--- Your objective ---
Check each line for the string "договоров". Give only the count of lines that have it.

━━━━━━━━━━━━━━━━━━━━━━━━━━━━━━

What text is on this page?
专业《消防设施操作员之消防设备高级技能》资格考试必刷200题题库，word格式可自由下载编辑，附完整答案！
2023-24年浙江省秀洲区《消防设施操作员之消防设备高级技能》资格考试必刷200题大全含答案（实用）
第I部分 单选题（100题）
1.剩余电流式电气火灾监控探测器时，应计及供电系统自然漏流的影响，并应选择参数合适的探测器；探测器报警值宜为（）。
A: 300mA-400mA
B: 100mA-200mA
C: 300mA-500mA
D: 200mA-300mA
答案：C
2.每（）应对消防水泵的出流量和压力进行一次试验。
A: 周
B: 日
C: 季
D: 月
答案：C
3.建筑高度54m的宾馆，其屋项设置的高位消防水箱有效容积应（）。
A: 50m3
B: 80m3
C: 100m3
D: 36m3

━━━━━━━━━━━━━━━━━━━━━━━━━━━━━━

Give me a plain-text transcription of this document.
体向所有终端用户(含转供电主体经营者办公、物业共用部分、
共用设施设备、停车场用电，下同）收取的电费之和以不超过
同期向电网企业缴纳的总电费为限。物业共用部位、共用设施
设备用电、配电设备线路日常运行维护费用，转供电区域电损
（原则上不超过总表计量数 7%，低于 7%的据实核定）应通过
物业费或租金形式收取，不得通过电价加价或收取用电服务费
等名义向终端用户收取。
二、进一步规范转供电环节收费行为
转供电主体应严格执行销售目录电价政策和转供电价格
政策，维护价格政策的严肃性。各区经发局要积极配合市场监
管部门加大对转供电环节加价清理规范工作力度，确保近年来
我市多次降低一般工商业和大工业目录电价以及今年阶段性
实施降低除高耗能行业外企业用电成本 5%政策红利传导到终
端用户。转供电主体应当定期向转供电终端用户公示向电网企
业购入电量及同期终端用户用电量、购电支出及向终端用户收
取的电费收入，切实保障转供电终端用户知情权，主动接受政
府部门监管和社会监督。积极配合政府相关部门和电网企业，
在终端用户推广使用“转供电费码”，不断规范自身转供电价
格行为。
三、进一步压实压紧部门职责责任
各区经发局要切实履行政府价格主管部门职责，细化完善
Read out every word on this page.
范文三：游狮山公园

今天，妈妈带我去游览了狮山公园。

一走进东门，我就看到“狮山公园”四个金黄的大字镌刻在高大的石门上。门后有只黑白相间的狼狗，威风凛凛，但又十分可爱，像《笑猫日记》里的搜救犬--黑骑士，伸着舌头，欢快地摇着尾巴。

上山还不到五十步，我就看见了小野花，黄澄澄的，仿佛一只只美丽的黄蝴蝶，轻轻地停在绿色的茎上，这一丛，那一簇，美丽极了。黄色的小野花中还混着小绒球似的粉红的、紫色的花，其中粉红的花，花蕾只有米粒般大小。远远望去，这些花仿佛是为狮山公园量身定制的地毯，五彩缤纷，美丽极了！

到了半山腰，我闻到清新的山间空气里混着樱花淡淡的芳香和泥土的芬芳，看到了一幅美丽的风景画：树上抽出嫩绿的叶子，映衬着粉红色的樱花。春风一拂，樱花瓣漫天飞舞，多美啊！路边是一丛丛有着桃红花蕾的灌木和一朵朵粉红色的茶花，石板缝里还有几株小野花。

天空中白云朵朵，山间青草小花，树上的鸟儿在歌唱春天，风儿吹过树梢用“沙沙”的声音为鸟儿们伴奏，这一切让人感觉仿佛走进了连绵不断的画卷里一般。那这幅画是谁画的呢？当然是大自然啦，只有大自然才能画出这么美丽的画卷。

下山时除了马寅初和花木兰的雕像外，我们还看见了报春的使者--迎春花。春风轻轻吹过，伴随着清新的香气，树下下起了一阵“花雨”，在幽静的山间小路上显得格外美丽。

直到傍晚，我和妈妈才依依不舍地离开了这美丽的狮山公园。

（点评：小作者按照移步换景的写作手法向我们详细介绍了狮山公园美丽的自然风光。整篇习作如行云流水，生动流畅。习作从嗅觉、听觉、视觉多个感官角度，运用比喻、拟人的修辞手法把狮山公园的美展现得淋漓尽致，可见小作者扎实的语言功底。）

━━━━━━━━━━━━━━━━━━━━━━━━━━━━━━

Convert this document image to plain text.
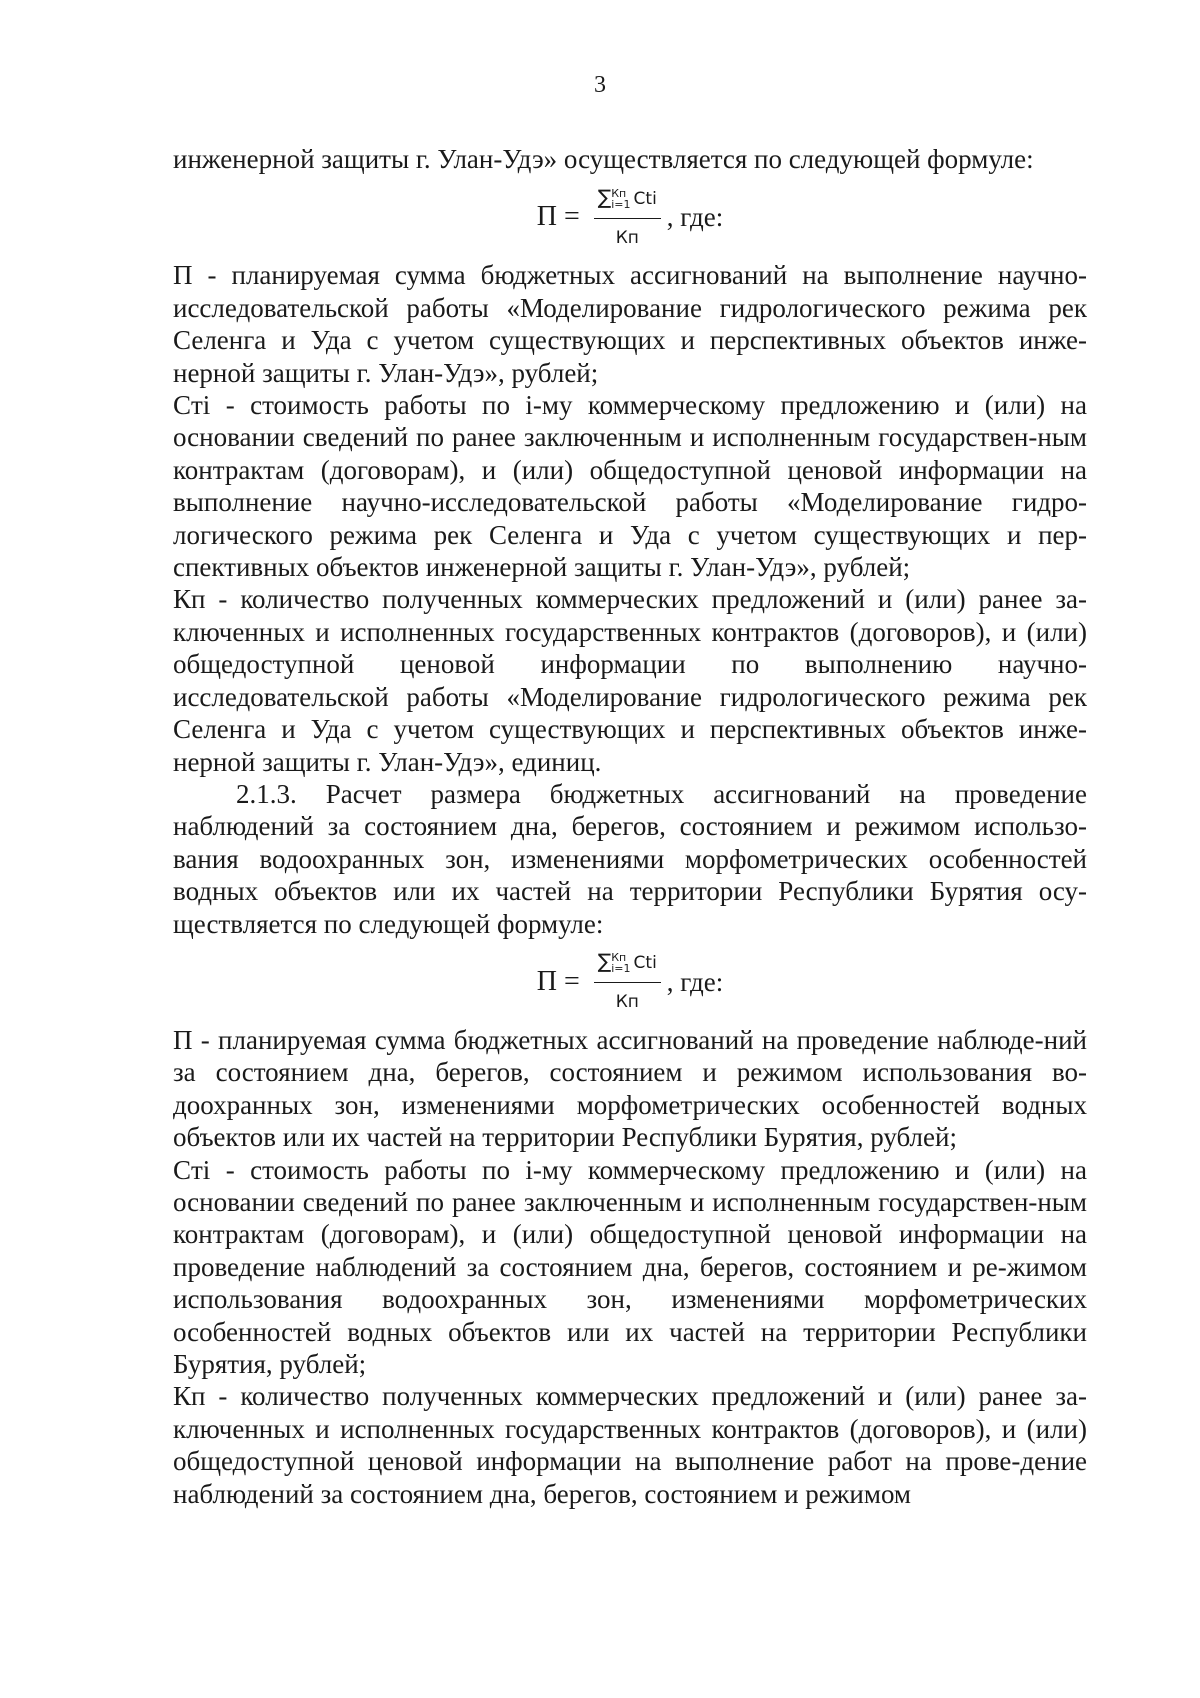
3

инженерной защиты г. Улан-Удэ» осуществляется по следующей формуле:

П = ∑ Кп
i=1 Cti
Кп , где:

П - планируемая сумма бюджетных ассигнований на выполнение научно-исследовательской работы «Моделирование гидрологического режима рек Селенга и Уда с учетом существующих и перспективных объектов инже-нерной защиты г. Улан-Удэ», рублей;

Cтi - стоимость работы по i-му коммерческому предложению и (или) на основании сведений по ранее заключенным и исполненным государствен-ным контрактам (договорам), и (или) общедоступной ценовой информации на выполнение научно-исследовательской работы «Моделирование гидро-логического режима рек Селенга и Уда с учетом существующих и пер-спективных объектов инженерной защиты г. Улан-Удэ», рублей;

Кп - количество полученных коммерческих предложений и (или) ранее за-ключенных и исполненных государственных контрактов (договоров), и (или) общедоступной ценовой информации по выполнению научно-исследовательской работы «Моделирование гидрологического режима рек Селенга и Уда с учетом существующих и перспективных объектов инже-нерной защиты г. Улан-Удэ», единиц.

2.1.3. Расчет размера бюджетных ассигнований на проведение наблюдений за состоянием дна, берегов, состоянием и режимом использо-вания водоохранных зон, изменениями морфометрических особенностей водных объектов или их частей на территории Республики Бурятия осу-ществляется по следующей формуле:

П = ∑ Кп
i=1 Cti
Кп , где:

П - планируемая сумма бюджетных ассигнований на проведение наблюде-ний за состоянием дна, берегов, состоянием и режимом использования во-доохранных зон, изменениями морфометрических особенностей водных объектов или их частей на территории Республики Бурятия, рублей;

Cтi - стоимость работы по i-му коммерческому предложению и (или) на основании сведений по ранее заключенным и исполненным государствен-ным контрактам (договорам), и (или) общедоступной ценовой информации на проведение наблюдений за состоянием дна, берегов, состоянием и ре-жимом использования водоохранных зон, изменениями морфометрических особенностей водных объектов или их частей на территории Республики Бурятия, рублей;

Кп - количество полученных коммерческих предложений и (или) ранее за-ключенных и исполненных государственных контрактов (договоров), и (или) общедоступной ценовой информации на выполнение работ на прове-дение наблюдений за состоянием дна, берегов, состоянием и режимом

━━━━━━━━━━━━━━━━━━━━━━━━━━━━━━

--- Completed task ---
2